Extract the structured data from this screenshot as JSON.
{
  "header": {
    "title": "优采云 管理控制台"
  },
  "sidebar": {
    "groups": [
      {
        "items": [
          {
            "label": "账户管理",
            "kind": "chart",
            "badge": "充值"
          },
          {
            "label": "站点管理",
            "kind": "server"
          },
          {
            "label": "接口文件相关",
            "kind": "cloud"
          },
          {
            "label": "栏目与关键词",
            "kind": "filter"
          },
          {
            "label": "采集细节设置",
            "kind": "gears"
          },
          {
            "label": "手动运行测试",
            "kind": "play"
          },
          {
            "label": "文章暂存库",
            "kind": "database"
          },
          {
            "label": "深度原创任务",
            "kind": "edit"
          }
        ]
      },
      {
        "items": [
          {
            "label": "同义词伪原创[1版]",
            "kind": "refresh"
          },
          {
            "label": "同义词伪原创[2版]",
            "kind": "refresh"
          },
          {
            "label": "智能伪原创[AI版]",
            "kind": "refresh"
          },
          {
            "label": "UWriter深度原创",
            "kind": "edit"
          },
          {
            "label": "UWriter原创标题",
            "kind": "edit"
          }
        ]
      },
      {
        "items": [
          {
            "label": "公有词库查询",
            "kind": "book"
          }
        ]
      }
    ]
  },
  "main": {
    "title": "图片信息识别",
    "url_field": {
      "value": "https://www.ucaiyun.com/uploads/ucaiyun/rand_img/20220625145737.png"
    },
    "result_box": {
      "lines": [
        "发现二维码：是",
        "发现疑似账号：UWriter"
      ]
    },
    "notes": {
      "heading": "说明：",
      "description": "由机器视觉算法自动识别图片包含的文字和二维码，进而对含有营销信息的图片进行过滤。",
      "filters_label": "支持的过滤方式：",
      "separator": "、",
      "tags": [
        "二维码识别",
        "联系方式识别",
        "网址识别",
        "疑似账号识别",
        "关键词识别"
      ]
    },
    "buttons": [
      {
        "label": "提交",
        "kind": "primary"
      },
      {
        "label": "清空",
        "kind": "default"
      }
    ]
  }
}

- **Required task**: The records above should be returned exactly.

- **Written solution**:
Extract the structured data from this screenshot as JSON.
{
  "header": {
    "title": "优采云 管理控制台"
  },
  "sidebar": {
    "groups": [
      {
        "items": [
          {
            "label": "账户管理",
            "kind": "chart",
            "badge": "充值"
          },
          {
            "label": "站点管理",
            "kind": "server"
          },
          {
            "label": "接口文件相关",
            "kind": "cloud"
          },
          {
            "label": "栏目与关键词",
            "kind": "filter"
          },
          {
            "label": "采集细节设置",
            "kind": "gears"
          },
          {
            "label": "手动运行测试",
            "kind": "play"
          },
          {
            "label": "文章暂存库",
            "kind": "database"
          },
          {
            "label": "深度原创任务",
            "kind": "edit"
          }
        ]
      },
      {
        "items": [
          {
            "label": "同义词伪原创[1版]",
            "kind": "refresh"
          },
          {
            "label": "同义词伪原创[2版]",
            "kind": "refresh"
          },
          {
            "label": "智能伪原创[AI版]",
            "kind": "refresh"
          },
          {
            "label": "UWriter深度原创",
            "kind": "edit"
          },
          {
            "label": "UWriter原创标题",
            "kind": "edit"
          }
        ]
      },
      {
        "items": [
          {
            "label": "公有词库查询",
            "kind": "book"
          }
        ]
      }
    ]
  },
  "main": {
    "title": "图片信息识别",
    "url_field": {
      "value": "https://www.ucaiyun.com/uploads/ucaiyun/rand_img/20220625145737.png"
    },
    "result_box": {
      "lines": [
        "发现二维码：是",
        "发现疑似账号：UWriter"
      ]
    },
    "notes": {
      "heading": "说明：",
      "description": "由机器视觉算法自动识别图片包含的文字和二维码，进而对含有营销信息的图片进行过滤。",
      "filters_label": "支持的过滤方式：",
      "separator": "、",
      "tags": [
        "二维码识别",
        "联系方式识别",
        "网址识别",
        "疑似账号识别",
        "关键词识别"
      ]
    },
    "buttons": [
      {
        "label": "提交",
        "kind": "primary"
      },
      {
        "label": "清空",
        "kind": "default"
      }
    ]
  }
}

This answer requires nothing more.